> EXERCISE DESCRIPTION
Find each line with the word "behaviors" and copy it.

>> begin ENTRIES

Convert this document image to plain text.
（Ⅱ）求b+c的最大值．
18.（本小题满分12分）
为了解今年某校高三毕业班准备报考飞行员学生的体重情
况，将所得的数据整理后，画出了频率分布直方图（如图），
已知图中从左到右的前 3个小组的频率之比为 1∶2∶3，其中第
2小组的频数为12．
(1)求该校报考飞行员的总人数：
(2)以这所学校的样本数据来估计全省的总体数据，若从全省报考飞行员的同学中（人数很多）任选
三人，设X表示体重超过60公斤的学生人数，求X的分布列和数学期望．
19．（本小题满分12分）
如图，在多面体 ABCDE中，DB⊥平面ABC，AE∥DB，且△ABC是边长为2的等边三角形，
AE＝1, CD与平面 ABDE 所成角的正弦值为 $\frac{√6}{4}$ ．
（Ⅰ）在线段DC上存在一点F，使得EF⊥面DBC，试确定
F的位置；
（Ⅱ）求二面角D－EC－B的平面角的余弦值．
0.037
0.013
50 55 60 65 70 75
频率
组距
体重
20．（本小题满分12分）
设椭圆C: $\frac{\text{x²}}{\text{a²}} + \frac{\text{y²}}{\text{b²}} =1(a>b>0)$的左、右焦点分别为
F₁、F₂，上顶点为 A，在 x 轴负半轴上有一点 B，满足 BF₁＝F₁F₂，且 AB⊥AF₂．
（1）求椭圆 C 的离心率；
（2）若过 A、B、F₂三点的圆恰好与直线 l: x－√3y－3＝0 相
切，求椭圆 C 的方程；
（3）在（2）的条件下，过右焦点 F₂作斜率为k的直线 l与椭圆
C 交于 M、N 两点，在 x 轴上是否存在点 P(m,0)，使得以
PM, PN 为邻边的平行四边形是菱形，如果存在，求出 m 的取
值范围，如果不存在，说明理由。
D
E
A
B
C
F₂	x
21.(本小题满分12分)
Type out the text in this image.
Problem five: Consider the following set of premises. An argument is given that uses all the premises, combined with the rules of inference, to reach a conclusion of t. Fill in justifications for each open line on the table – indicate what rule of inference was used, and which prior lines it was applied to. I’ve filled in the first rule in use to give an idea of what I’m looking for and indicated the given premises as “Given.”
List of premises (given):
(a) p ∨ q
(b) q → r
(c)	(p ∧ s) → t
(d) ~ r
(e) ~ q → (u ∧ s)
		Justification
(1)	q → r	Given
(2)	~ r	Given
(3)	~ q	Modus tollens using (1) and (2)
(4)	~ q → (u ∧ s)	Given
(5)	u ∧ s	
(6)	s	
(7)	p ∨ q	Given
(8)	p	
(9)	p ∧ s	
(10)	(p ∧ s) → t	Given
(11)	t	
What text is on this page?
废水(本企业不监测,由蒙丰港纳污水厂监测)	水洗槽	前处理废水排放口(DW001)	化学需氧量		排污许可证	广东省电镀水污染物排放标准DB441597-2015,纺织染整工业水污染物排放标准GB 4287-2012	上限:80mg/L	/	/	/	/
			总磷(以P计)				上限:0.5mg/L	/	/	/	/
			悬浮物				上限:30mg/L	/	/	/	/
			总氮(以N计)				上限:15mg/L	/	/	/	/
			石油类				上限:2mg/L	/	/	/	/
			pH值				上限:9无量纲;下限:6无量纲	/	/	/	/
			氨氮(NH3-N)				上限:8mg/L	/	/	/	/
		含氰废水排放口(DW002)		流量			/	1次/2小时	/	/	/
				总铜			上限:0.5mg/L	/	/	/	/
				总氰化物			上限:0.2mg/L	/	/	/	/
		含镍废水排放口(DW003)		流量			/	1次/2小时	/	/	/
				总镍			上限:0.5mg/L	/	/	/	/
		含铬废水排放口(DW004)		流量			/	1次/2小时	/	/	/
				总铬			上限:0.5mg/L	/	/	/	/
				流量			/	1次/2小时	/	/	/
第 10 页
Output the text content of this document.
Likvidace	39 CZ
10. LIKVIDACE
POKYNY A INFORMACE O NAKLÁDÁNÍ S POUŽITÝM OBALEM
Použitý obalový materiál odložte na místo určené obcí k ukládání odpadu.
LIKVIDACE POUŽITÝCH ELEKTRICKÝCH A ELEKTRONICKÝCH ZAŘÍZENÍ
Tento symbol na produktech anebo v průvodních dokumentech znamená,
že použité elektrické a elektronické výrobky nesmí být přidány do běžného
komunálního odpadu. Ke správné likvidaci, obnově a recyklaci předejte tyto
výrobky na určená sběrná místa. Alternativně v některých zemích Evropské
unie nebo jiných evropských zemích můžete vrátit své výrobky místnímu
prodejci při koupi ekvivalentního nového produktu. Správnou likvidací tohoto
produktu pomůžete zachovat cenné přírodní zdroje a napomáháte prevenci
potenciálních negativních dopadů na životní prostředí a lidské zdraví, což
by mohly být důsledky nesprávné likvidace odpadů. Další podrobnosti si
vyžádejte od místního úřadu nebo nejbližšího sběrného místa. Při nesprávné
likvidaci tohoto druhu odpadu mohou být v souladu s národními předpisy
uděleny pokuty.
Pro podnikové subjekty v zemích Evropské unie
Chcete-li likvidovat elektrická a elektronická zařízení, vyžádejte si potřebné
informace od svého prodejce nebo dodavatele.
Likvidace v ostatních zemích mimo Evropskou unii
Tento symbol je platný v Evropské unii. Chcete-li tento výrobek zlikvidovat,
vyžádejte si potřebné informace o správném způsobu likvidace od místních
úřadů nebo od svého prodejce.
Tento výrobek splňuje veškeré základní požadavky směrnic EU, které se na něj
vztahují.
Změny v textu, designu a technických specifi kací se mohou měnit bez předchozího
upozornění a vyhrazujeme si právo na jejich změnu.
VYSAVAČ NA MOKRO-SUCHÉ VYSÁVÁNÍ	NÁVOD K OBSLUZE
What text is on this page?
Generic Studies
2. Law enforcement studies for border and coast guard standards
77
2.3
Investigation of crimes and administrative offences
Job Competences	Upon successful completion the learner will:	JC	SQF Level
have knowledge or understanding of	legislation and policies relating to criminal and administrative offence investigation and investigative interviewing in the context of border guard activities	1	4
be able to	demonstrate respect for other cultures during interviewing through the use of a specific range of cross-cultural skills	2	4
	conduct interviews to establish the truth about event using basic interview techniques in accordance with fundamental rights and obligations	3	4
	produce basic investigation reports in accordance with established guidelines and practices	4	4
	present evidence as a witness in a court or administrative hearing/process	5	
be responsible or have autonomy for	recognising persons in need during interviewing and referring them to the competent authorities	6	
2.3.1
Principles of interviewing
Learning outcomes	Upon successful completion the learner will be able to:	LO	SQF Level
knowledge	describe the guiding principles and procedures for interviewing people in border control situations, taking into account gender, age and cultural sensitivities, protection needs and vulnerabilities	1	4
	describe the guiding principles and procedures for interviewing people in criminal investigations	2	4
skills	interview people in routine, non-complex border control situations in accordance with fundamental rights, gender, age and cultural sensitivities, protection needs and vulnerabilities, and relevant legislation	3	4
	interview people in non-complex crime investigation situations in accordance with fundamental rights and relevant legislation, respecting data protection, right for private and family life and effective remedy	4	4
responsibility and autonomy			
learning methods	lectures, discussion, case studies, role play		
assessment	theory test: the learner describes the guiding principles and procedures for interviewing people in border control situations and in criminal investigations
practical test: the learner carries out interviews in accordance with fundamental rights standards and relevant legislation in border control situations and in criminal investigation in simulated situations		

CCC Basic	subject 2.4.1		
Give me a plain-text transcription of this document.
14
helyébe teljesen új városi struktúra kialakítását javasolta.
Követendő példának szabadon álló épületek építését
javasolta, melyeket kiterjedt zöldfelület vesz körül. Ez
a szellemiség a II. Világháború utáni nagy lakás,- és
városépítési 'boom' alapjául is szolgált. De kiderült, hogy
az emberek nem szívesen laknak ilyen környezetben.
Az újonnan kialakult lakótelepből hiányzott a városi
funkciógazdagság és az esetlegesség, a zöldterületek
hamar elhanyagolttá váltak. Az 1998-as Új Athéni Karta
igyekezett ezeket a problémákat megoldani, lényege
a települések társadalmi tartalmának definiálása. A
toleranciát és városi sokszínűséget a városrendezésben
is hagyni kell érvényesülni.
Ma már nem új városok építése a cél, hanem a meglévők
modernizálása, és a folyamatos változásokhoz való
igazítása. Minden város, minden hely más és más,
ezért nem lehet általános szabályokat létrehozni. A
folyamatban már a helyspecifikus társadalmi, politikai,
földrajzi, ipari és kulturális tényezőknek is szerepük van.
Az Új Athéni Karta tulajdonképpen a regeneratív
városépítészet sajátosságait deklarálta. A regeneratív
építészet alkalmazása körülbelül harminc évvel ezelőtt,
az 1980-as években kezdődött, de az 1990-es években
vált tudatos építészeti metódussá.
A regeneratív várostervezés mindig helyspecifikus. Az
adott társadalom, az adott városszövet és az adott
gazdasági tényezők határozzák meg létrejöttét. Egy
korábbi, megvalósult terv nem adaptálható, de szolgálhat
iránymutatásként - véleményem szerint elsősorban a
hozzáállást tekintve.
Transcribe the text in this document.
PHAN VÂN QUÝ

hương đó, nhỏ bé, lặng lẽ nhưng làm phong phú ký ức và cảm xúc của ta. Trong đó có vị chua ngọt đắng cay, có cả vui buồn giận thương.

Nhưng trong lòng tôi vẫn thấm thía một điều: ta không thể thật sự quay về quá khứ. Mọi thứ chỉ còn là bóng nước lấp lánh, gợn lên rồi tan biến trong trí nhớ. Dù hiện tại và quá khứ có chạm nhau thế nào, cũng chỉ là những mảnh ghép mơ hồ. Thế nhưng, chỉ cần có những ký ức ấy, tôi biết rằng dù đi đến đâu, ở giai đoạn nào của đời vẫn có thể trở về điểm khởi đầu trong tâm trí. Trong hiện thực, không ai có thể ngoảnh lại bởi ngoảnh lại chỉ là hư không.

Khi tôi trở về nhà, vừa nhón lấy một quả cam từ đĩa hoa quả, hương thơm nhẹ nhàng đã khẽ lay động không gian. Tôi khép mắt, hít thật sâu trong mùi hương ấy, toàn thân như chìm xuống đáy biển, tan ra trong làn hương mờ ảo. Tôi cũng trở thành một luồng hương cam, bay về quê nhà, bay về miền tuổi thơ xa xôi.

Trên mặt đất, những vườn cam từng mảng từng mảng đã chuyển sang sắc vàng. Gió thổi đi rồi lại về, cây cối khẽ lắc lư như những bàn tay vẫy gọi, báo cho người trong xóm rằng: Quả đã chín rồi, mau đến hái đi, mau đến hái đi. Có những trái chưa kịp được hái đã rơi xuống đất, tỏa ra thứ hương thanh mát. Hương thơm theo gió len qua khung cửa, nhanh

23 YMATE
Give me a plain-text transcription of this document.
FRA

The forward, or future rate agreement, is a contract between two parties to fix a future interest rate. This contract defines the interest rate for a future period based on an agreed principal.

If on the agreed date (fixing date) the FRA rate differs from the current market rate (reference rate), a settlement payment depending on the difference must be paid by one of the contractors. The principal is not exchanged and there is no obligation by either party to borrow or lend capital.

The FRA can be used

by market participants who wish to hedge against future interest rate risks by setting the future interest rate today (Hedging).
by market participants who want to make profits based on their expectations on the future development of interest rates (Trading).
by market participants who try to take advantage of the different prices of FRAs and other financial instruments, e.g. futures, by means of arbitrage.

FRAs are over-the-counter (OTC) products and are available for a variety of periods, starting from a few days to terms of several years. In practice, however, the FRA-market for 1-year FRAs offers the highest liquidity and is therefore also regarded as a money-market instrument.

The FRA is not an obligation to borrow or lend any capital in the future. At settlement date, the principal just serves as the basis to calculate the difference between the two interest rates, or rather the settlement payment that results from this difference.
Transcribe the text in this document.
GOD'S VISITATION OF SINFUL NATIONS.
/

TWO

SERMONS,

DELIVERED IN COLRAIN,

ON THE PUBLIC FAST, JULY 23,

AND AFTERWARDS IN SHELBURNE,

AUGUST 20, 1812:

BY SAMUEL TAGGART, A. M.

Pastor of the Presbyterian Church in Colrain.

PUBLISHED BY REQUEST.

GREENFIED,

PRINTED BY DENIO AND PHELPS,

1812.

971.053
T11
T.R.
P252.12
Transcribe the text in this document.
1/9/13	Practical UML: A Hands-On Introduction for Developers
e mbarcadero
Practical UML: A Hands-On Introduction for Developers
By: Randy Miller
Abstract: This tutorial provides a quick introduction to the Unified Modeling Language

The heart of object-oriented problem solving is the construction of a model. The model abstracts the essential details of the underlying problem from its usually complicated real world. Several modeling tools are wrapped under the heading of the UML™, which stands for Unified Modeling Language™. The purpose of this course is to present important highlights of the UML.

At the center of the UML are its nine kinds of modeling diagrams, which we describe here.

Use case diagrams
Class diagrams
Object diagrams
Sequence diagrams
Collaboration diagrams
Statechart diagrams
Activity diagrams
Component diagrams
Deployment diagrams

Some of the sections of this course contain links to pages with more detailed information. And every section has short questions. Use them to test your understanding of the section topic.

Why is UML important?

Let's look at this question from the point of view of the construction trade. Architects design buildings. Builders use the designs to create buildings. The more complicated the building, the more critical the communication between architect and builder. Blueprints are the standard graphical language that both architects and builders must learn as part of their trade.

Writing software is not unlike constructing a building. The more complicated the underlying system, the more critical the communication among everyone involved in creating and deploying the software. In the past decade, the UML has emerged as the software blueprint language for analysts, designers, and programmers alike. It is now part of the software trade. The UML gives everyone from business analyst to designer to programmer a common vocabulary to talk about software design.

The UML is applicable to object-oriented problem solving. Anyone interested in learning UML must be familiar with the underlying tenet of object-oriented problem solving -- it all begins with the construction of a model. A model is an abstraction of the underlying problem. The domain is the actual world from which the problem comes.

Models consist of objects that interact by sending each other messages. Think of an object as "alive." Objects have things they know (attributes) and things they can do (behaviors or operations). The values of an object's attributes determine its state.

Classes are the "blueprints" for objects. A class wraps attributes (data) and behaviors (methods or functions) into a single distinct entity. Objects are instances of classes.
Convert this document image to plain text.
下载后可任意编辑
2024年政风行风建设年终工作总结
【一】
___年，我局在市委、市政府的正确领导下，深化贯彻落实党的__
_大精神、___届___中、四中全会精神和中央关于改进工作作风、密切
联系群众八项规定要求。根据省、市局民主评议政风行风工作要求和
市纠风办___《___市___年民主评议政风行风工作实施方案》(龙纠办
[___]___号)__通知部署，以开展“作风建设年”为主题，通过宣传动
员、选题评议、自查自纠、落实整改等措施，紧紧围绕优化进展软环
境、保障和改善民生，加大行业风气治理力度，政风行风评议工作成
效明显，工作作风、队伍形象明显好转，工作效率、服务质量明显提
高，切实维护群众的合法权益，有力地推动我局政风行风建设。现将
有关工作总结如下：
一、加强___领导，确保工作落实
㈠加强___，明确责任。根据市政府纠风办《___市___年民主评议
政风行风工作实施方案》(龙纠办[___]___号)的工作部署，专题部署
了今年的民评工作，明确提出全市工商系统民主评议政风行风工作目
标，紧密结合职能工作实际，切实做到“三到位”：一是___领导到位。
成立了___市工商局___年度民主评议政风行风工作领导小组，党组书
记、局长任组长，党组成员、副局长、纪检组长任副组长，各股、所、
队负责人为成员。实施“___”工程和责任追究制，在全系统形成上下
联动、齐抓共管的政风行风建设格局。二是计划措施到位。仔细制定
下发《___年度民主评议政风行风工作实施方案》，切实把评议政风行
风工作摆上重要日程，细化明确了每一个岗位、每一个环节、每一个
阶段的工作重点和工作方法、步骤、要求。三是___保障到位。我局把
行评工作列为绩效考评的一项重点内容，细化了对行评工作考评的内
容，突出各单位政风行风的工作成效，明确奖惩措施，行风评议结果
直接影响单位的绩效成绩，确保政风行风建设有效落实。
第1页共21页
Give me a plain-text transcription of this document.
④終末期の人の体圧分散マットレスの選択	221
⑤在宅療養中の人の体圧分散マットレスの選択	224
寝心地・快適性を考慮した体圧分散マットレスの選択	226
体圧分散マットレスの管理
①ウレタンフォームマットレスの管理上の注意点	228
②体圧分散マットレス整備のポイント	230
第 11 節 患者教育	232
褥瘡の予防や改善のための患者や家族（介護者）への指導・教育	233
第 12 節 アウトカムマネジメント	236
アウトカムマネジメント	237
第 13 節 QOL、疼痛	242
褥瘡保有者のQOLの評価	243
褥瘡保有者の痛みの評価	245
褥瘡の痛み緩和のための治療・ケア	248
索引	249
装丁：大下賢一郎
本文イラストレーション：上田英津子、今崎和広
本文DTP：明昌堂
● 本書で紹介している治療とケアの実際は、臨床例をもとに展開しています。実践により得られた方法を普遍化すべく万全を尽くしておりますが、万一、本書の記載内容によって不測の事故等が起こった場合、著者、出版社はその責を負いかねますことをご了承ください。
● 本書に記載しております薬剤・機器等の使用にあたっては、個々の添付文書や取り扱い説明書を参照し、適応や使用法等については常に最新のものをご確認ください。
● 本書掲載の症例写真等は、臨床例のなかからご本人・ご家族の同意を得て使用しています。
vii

>> end ENTRIES

> TASK RESULT
Models consist of objects that interact by sending each other messages. Think of an object as "alive." Objects have things they know (attributes) and things they can do (behaviors or operations). The values of an object's attributes determine its state.
Classes are the "blueprints" for objects. A class wraps attributes (data) and behaviors (methods or functions) into a single distinct entity. Objects are instances of classes.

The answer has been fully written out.